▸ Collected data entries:
========================================

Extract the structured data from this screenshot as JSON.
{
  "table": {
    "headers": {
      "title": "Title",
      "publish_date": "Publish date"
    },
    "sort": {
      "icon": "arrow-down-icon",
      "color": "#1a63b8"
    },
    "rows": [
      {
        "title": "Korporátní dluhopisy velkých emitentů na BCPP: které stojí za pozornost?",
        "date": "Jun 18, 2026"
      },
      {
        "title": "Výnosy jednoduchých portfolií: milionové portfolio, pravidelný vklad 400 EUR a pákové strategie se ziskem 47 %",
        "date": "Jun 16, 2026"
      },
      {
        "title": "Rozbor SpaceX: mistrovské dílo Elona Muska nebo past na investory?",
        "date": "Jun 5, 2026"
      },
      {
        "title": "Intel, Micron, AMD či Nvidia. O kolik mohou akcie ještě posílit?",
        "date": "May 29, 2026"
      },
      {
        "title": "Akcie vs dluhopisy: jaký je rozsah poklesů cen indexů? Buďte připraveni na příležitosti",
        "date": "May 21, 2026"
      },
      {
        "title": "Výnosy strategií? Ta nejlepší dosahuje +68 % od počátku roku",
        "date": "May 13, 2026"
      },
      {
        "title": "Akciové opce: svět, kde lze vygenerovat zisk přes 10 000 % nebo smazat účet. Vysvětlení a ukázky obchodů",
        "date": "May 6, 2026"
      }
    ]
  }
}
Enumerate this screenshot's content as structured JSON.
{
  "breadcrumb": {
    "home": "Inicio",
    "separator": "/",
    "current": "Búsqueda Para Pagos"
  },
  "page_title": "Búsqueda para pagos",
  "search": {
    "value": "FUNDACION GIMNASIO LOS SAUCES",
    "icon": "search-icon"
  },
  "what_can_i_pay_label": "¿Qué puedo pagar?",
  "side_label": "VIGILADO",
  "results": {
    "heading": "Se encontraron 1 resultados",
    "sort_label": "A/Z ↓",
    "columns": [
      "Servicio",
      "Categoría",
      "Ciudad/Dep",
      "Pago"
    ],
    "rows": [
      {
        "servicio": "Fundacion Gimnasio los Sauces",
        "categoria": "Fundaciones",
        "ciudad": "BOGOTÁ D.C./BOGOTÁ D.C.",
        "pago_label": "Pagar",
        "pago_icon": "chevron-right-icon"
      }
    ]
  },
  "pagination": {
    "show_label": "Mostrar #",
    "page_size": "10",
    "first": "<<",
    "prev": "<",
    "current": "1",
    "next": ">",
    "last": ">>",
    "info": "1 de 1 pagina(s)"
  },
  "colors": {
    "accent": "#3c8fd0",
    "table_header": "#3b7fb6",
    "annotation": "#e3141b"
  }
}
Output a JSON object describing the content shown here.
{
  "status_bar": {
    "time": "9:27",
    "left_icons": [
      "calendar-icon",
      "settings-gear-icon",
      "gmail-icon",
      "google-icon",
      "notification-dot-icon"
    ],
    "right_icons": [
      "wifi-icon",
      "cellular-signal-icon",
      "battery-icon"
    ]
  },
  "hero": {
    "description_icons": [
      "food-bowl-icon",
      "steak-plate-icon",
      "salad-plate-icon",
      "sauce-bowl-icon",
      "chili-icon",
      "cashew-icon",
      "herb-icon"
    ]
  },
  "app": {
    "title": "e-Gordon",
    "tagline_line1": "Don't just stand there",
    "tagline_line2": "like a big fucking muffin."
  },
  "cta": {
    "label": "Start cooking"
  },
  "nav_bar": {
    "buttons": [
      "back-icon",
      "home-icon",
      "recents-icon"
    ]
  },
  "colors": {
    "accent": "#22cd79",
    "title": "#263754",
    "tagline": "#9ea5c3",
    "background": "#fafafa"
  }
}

========================================

▸ Task to complete:
Write out only the final block of lines, starting at the line with "Output a JSON" and running to the end of the material.

▸ Written solution:
Output a JSON object describing the content shown here.
{
  "status_bar": {
    "time": "9:27",
    "left_icons": [
      "calendar-icon",
      "settings-gear-icon",
      "gmail-icon",
      "google-icon",
      "notification-dot-icon"
    ],
    "right_icons": [
      "wifi-icon",
      "cellular-signal-icon",
      "battery-icon"
    ]
  },
  "hero": {
    "description_icons": [
      "food-bowl-icon",
      "steak-plate-icon",
      "salad-plate-icon",
      "sauce-bowl-icon",
      "chili-icon",
      "cashew-icon",
      "herb-icon"
    ]
  },
  "app": {
    "title": "e-Gordon",
    "tagline_line1": "Don't just stand there",
    "tagline_line2": "like a big fucking muffin."
  },
  "cta": {
    "label": "Start cooking"
  },
  "nav_bar": {
    "buttons": [
      "back-icon",
      "home-icon",
      "recents-icon"
    ]
  },
  "colors": {
    "accent": "#22cd79",
    "title": "#263754",
    "tagline": "#9ea5c3",
    "background": "#fafafa"
  }
}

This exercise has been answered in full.